╭─ DATASET EXCERPTS
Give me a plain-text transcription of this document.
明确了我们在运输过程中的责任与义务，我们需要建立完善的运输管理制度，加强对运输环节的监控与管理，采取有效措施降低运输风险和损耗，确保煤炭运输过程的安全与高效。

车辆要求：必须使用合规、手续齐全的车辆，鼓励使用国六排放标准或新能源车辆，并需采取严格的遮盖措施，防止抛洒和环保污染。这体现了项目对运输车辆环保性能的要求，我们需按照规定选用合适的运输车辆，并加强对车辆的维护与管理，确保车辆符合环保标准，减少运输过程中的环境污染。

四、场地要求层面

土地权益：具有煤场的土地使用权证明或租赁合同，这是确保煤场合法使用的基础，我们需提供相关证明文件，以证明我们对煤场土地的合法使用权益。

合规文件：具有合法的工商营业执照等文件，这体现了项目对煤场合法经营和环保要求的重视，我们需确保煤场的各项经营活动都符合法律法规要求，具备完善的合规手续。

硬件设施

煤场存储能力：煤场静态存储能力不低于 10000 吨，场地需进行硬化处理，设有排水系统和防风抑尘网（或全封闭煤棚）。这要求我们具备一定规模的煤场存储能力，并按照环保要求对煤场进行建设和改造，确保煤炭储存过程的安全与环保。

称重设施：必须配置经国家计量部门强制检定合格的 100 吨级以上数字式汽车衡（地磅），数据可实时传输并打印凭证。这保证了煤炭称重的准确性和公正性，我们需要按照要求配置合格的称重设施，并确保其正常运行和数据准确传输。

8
╰─
WORK REQUIRED -> Extract all of the data shown above and repeat it verbatim.

OUTPUT OF THE TASK ->
Give me a plain-text transcription of this document.
明确了我们在运输过程中的责任与义务，我们需要建立完善的运输管理制度，加强对运输环节的监控与管理，采取有效措施降低运输风险和损耗，确保煤炭运输过程的安全与高效。

车辆要求：必须使用合规、手续齐全的车辆，鼓励使用国六排放标准或新能源车辆，并需采取严格的遮盖措施，防止抛洒和环保污染。这体现了项目对运输车辆环保性能的要求，我们需按照规定选用合适的运输车辆，并加强对车辆的维护与管理，确保车辆符合环保标准，减少运输过程中的环境污染。

四、场地要求层面

土地权益：具有煤场的土地使用权证明或租赁合同，这是确保煤场合法使用的基础，我们需提供相关证明文件，以证明我们对煤场土地的合法使用权益。

合规文件：具有合法的工商营业执照等文件，这体现了项目对煤场合法经营和环保要求的重视，我们需确保煤场的各项经营活动都符合法律法规要求，具备完善的合规手续。

硬件设施

煤场存储能力：煤场静态存储能力不低于 10000 吨，场地需进行硬化处理，设有排水系统和防风抑尘网（或全封闭煤棚）。这要求我们具备一定规模的煤场存储能力，并按照环保要求对煤场进行建设和改造，确保煤炭储存过程的安全与环保。

称重设施：必须配置经国家计量部门强制检定合格的 100 吨级以上数字式汽车衡（地磅），数据可实时传输并打印凭证。这保证了煤炭称重的准确性和公正性，我们需要按照要求配置合格的称重设施，并确保其正常运行和数据准确传输。

8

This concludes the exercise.